[Data records]
◆ ◆ ◆ ◆

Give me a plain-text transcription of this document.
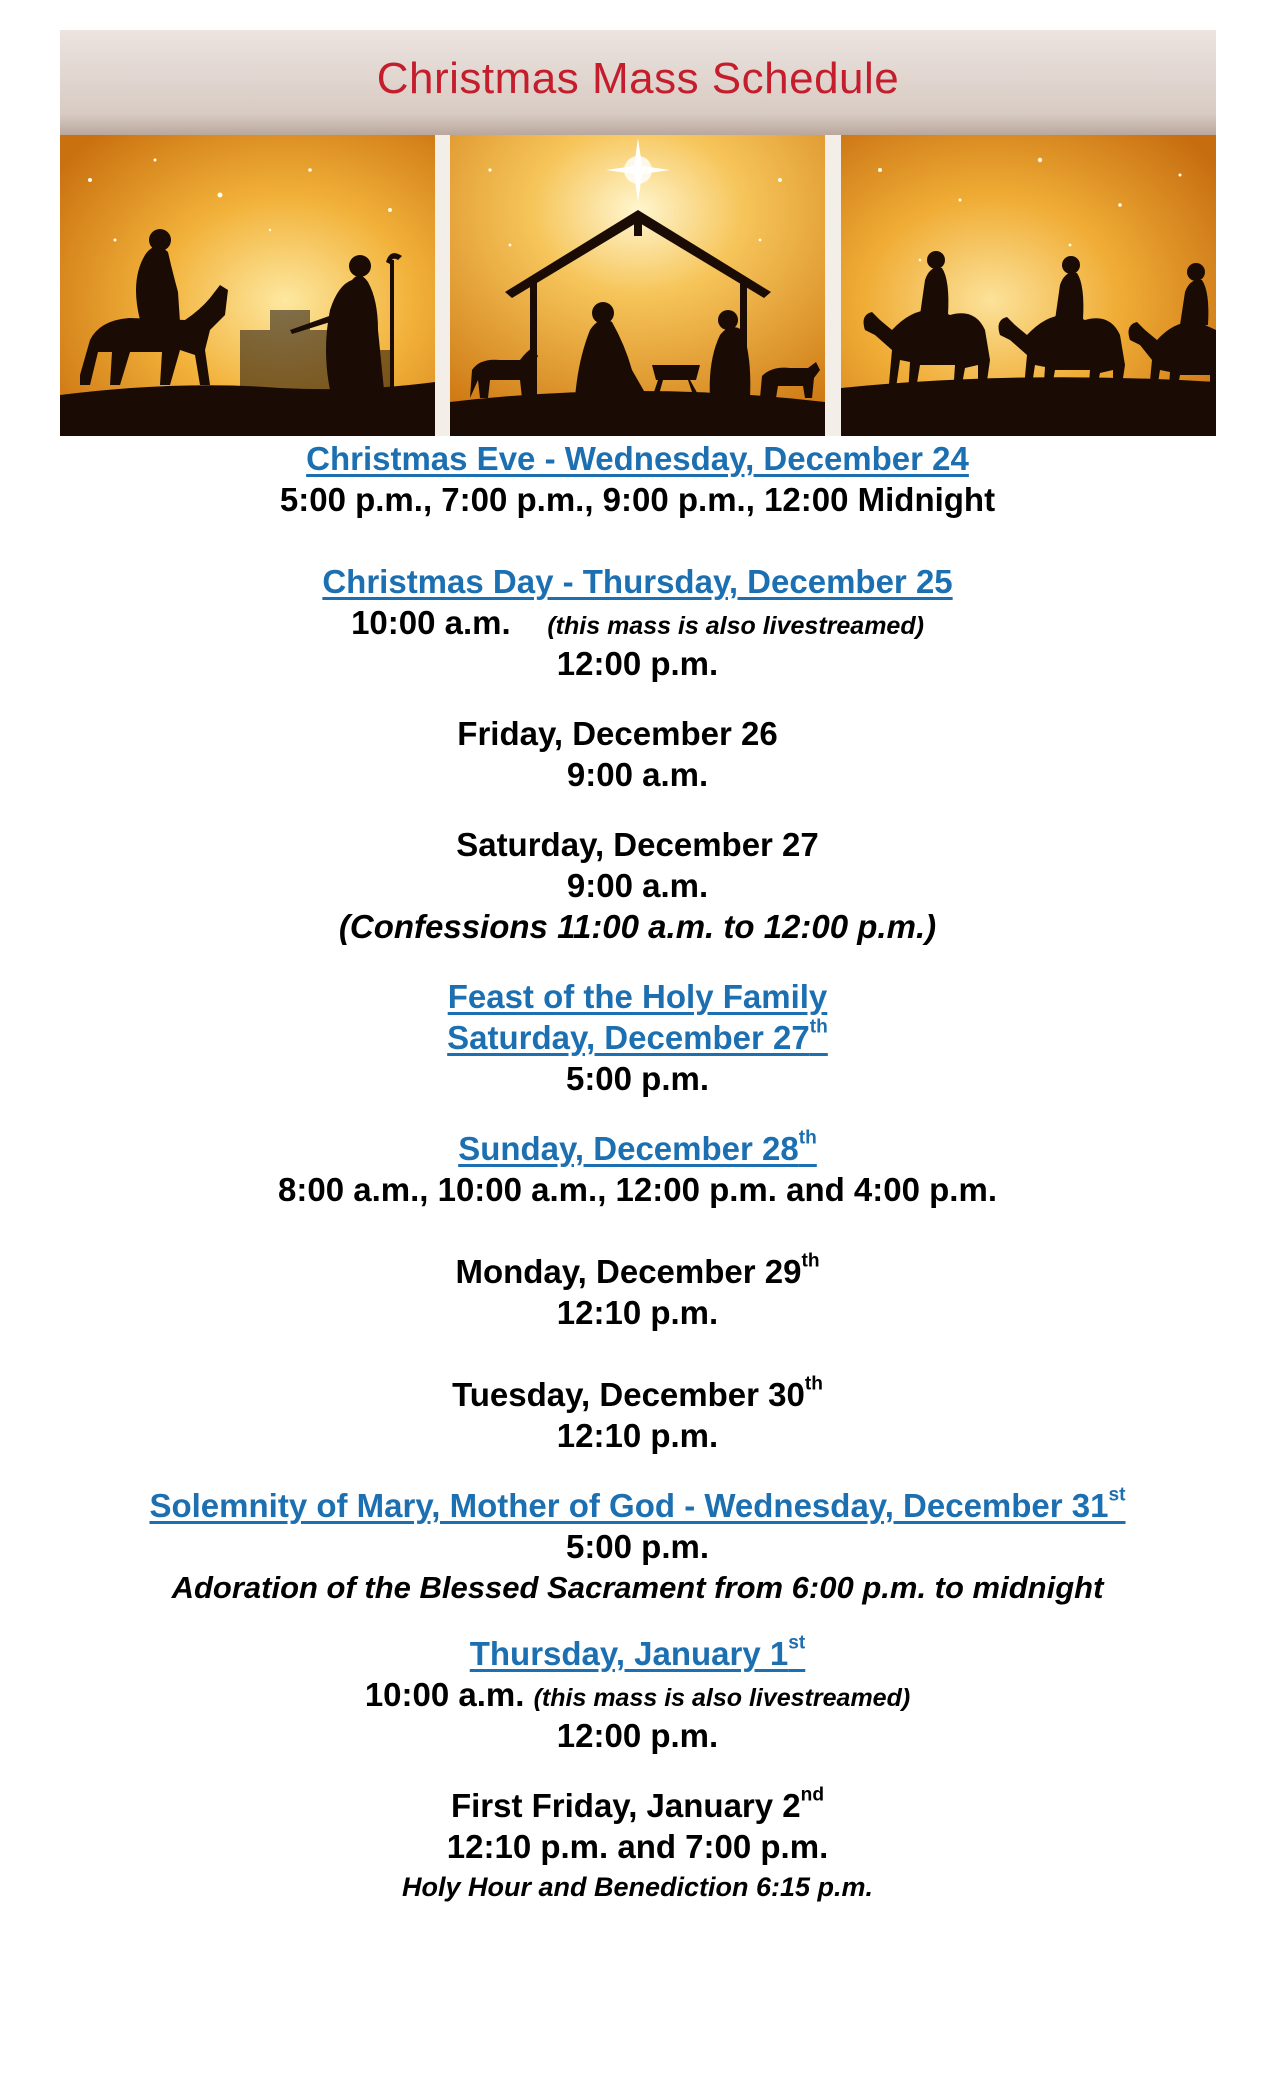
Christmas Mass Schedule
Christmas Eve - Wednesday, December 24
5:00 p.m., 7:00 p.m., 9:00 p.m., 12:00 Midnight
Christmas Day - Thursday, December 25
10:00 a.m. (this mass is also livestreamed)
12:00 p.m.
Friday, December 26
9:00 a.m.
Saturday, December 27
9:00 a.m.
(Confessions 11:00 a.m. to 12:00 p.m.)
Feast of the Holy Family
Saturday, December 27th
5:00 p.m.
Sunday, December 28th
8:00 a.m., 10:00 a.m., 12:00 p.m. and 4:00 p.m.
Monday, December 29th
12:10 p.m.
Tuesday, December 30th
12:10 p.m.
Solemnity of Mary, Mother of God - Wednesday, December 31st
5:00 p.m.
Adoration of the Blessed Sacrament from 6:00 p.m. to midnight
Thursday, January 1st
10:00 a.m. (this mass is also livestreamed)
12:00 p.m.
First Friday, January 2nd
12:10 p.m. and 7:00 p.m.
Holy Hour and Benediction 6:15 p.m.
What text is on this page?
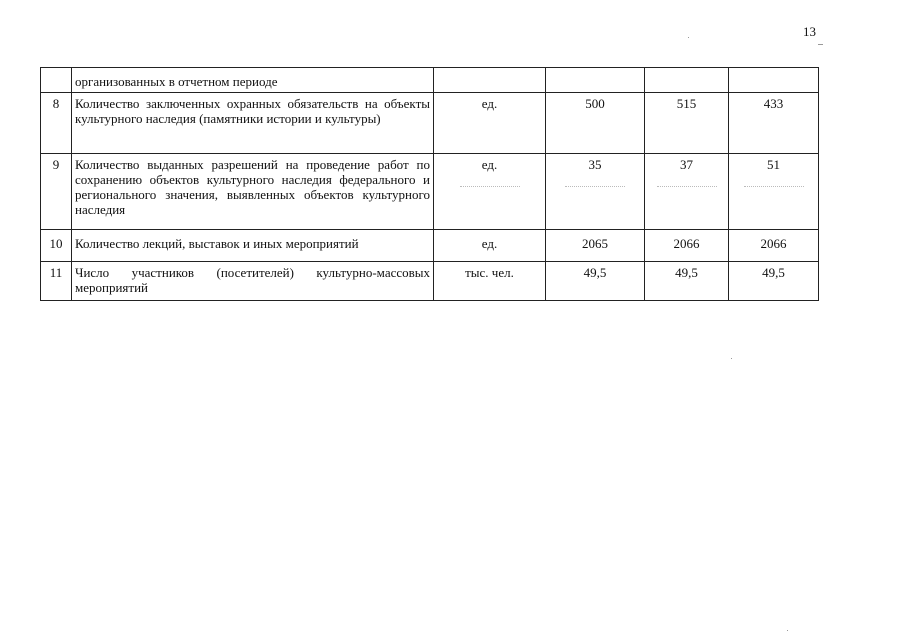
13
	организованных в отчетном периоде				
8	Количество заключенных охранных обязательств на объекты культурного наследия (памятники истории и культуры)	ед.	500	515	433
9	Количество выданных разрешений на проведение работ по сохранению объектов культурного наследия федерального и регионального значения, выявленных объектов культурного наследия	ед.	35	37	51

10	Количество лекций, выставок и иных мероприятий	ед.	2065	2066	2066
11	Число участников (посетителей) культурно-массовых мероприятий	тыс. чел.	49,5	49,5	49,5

◆ ◆ ◆ ◆

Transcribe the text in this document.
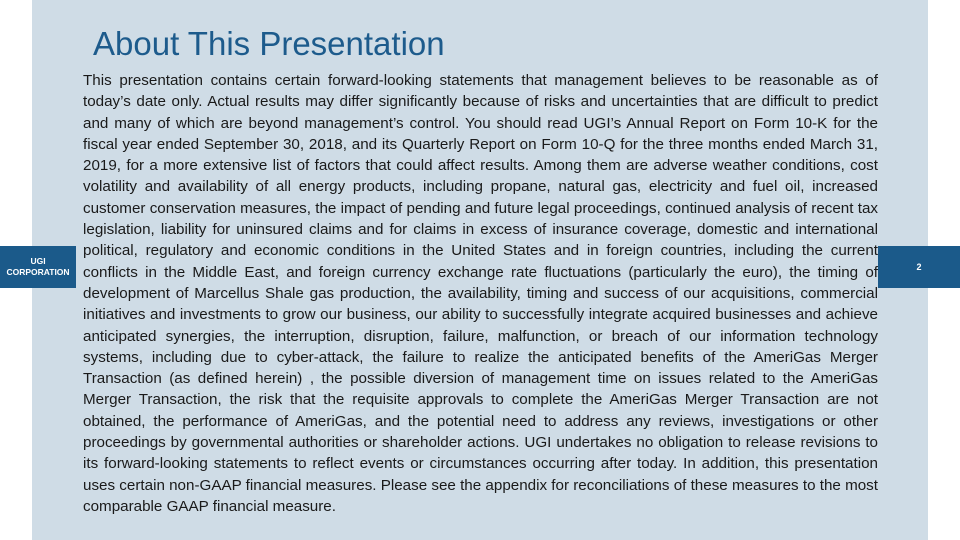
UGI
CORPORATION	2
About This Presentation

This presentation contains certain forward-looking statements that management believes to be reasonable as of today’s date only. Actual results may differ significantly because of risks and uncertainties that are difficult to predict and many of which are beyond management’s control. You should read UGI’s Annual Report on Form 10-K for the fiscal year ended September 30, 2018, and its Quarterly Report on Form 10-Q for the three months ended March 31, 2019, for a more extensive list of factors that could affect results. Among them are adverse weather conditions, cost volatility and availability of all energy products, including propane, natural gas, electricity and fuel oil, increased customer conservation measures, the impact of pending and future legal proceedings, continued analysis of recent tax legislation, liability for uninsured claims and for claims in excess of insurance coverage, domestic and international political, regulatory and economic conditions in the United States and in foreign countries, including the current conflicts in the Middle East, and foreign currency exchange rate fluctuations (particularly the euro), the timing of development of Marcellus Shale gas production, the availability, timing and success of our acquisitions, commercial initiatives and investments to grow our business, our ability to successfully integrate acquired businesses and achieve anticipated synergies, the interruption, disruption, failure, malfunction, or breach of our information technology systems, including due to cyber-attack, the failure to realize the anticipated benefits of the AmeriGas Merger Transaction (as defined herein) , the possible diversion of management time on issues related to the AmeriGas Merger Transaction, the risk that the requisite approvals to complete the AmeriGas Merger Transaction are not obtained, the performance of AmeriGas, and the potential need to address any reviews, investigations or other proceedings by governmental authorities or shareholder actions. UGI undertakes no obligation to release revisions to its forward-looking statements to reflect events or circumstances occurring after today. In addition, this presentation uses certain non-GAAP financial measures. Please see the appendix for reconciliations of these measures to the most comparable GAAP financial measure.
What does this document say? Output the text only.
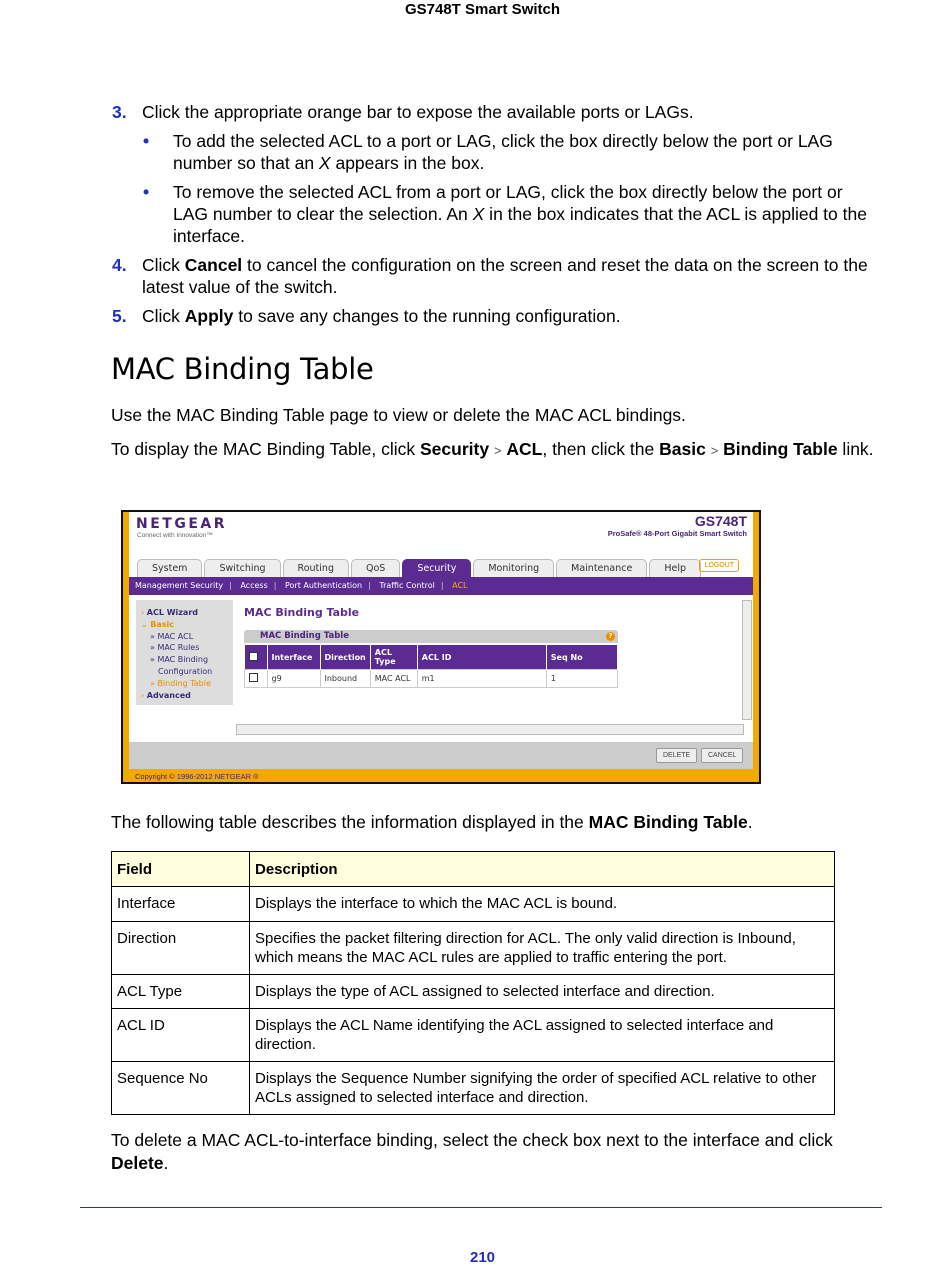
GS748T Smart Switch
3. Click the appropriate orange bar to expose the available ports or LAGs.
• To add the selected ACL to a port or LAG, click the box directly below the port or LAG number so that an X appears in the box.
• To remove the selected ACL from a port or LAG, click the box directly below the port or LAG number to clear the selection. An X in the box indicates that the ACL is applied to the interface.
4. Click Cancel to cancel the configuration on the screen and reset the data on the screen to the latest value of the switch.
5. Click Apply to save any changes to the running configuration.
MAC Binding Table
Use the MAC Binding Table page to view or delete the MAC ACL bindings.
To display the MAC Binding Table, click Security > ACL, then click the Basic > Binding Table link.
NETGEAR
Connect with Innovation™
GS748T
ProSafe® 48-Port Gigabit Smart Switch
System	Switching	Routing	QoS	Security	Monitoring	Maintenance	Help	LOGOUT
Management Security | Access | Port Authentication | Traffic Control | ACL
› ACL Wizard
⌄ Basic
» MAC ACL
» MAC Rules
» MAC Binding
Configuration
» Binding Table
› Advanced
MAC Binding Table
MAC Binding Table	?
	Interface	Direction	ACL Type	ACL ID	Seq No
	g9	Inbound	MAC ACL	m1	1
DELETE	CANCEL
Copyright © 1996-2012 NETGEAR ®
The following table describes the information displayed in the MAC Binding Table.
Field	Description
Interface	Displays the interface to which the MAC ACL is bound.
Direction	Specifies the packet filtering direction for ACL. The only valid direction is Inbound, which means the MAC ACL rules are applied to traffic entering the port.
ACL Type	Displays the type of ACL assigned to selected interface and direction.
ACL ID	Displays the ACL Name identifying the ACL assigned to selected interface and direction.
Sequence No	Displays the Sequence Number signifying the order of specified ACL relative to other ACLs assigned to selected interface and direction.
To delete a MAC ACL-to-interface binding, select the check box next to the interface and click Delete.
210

◆ ◆ ◆ ◆

OBJECTIVE.
Check all the records above and select each line where the string "December" is found.

RESULT FOR THIS EXERCISE.
Christmas Eve - Wednesday, December 24
Christmas Day - Thursday, December 25
Friday, December 26
Saturday, December 27
Saturday, December 27th
Sunday, December 28th
Monday, December 29th
Tuesday, December 30th
Solemnity of Mary, Mother of God - Wednesday, December 31st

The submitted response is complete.